Saved data entries
====================

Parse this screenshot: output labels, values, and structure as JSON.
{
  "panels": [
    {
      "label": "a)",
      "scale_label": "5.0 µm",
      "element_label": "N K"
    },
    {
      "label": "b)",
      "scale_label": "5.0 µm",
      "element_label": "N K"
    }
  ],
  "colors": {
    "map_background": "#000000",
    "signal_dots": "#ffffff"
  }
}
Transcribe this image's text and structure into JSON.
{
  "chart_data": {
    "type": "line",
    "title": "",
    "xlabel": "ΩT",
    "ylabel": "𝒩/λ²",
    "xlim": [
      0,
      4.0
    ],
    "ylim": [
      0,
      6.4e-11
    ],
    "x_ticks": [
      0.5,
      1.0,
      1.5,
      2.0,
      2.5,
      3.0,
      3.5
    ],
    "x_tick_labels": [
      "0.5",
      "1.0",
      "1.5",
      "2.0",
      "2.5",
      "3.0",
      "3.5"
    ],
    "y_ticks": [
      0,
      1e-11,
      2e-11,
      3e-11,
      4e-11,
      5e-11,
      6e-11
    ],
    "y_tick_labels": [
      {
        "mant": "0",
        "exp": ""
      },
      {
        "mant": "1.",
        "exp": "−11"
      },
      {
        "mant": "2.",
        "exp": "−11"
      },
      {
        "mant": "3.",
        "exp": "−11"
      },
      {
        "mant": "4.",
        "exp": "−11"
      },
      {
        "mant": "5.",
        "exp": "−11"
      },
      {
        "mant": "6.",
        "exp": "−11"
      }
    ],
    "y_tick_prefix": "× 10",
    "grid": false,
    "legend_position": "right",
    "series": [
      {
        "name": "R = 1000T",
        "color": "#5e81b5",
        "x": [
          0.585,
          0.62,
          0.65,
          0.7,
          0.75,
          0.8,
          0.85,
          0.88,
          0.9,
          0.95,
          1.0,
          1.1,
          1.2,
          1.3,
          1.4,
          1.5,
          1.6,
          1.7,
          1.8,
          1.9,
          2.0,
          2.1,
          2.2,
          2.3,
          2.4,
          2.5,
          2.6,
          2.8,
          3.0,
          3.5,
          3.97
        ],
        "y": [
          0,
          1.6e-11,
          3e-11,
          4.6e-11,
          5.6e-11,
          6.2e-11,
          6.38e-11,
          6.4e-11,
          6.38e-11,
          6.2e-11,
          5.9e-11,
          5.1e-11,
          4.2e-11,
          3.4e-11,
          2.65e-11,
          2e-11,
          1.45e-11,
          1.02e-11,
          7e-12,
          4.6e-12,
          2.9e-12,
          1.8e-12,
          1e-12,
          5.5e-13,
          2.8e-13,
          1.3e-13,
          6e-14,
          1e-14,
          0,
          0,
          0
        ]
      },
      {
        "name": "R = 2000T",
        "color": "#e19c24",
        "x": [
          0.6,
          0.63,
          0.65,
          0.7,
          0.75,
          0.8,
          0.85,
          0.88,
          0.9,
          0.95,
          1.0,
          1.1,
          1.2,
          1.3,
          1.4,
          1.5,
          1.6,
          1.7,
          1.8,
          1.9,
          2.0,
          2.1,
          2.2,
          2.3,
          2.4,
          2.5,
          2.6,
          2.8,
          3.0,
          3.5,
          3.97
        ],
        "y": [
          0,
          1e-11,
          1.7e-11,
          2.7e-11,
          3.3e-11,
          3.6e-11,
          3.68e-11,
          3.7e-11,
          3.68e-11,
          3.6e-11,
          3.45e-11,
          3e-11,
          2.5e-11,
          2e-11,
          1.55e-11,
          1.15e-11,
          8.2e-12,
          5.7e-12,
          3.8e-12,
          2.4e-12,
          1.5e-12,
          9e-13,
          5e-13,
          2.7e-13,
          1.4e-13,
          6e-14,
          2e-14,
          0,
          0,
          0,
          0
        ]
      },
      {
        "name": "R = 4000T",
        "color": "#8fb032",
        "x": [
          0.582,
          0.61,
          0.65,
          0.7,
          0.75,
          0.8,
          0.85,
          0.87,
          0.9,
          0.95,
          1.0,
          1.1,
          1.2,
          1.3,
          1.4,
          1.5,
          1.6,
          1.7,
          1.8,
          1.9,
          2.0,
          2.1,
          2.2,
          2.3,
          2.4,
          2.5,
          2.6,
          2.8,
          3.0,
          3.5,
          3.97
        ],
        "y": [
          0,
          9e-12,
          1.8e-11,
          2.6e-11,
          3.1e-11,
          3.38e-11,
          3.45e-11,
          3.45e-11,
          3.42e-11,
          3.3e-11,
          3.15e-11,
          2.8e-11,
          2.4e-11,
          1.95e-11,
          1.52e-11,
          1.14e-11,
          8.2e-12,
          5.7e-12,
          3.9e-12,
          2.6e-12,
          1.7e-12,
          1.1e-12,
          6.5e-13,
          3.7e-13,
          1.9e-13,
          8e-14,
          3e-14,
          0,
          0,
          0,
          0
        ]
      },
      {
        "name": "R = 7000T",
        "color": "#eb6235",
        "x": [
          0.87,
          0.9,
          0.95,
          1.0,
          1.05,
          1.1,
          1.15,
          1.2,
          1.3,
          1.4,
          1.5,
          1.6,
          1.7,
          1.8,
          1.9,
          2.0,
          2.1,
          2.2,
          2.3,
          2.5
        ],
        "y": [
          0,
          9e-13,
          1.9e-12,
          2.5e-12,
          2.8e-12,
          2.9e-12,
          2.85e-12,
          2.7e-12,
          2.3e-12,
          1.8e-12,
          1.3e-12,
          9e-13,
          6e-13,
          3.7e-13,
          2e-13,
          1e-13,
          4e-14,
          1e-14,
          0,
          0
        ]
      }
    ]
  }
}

====================

§ TASK TO COMPLETE
Copy out each record from above, exactly.

§ RESPONSE TO THIS EXERCISE
Parse this screenshot: output labels, values, and structure as JSON.
{
  "panels": [
    {
      "label": "a)",
      "scale_label": "5.0 µm",
      "element_label": "N K"
    },
    {
      "label": "b)",
      "scale_label": "5.0 µm",
      "element_label": "N K"
    }
  ],
  "colors": {
    "map_background": "#000000",
    "signal_dots": "#ffffff"
  }
}
Transcribe this image's text and structure into JSON.
{
  "chart_data": {
    "type": "line",
    "title": "",
    "xlabel": "ΩT",
    "ylabel": "𝒩/λ²",
    "xlim": [
      0,
      4.0
    ],
    "ylim": [
      0,
      6.4e-11
    ],
    "x_ticks": [
      0.5,
      1.0,
      1.5,
      2.0,
      2.5,
      3.0,
      3.5
    ],
    "x_tick_labels": [
      "0.5",
      "1.0",
      "1.5",
      "2.0",
      "2.5",
      "3.0",
      "3.5"
    ],
    "y_ticks": [
      0,
      1e-11,
      2e-11,
      3e-11,
      4e-11,
      5e-11,
      6e-11
    ],
    "y_tick_labels": [
      {
        "mant": "0",
        "exp": ""
      },
      {
        "mant": "1.",
        "exp": "−11"
      },
      {
        "mant": "2.",
        "exp": "−11"
      },
      {
        "mant": "3.",
        "exp": "−11"
      },
      {
        "mant": "4.",
        "exp": "−11"
      },
      {
        "mant": "5.",
        "exp": "−11"
      },
      {
        "mant": "6.",
        "exp": "−11"
      }
    ],
    "y_tick_prefix": "× 10",
    "grid": false,
    "legend_position": "right",
    "series": [
      {
        "name": "R = 1000T",
        "color": "#5e81b5",
        "x": [
          0.585,
          0.62,
          0.65,
          0.7,
          0.75,
          0.8,
          0.85,
          0.88,
          0.9,
          0.95,
          1.0,
          1.1,
          1.2,
          1.3,
          1.4,
          1.5,
          1.6,
          1.7,
          1.8,
          1.9,
          2.0,
          2.1,
          2.2,
          2.3,
          2.4,
          2.5,
          2.6,
          2.8,
          3.0,
          3.5,
          3.97
        ],
        "y": [
          0,
          1.6e-11,
          3e-11,
          4.6e-11,
          5.6e-11,
          6.2e-11,
          6.38e-11,
          6.4e-11,
          6.38e-11,
          6.2e-11,
          5.9e-11,
          5.1e-11,
          4.2e-11,
          3.4e-11,
          2.65e-11,
          2e-11,
          1.45e-11,
          1.02e-11,
          7e-12,
          4.6e-12,
          2.9e-12,
          1.8e-12,
          1e-12,
          5.5e-13,
          2.8e-13,
          1.3e-13,
          6e-14,
          1e-14,
          0,
          0,
          0
        ]
      },
      {
        "name": "R = 2000T",
        "color": "#e19c24",
        "x": [
          0.6,
          0.63,
          0.65,
          0.7,
          0.75,
          0.8,
          0.85,
          0.88,
          0.9,
          0.95,
          1.0,
          1.1,
          1.2,
          1.3,
          1.4,
          1.5,
          1.6,
          1.7,
          1.8,
          1.9,
          2.0,
          2.1,
          2.2,
          2.3,
          2.4,
          2.5,
          2.6,
          2.8,
          3.0,
          3.5,
          3.97
        ],
        "y": [
          0,
          1e-11,
          1.7e-11,
          2.7e-11,
          3.3e-11,
          3.6e-11,
          3.68e-11,
          3.7e-11,
          3.68e-11,
          3.6e-11,
          3.45e-11,
          3e-11,
          2.5e-11,
          2e-11,
          1.55e-11,
          1.15e-11,
          8.2e-12,
          5.7e-12,
          3.8e-12,
          2.4e-12,
          1.5e-12,
          9e-13,
          5e-13,
          2.7e-13,
          1.4e-13,
          6e-14,
          2e-14,
          0,
          0,
          0,
          0
        ]
      },
      {
        "name": "R = 4000T",
        "color": "#8fb032",
        "x": [
          0.582,
          0.61,
          0.65,
          0.7,
          0.75,
          0.8,
          0.85,
          0.87,
          0.9,
          0.95,
          1.0,
          1.1,
          1.2,
          1.3,
          1.4,
          1.5,
          1.6,
          1.7,
          1.8,
          1.9,
          2.0,
          2.1,
          2.2,
          2.3,
          2.4,
          2.5,
          2.6,
          2.8,
          3.0,
          3.5,
          3.97
        ],
        "y": [
          0,
          9e-12,
          1.8e-11,
          2.6e-11,
          3.1e-11,
          3.38e-11,
          3.45e-11,
          3.45e-11,
          3.42e-11,
          3.3e-11,
          3.15e-11,
          2.8e-11,
          2.4e-11,
          1.95e-11,
          1.52e-11,
          1.14e-11,
          8.2e-12,
          5.7e-12,
          3.9e-12,
          2.6e-12,
          1.7e-12,
          1.1e-12,
          6.5e-13,
          3.7e-13,
          1.9e-13,
          8e-14,
          3e-14,
          0,
          0,
          0,
          0
        ]
      },
      {
        "name": "R = 7000T",
        "color": "#eb6235",
        "x": [
          0.87,
          0.9,
          0.95,
          1.0,
          1.05,
          1.1,
          1.15,
          1.2,
          1.3,
          1.4,
          1.5,
          1.6,
          1.7,
          1.8,
          1.9,
          2.0,
          2.1,
          2.2,
          2.3,
          2.5
        ],
        "y": [
          0,
          9e-13,
          1.9e-12,
          2.5e-12,
          2.8e-12,
          2.9e-12,
          2.85e-12,
          2.7e-12,
          2.3e-12,
          1.8e-12,
          1.3e-12,
          9e-13,
          6e-13,
          3.7e-13,
          2e-13,
          1e-13,
          4e-14,
          1e-14,
          0,
          0
        ]
      }
    ]
  }
}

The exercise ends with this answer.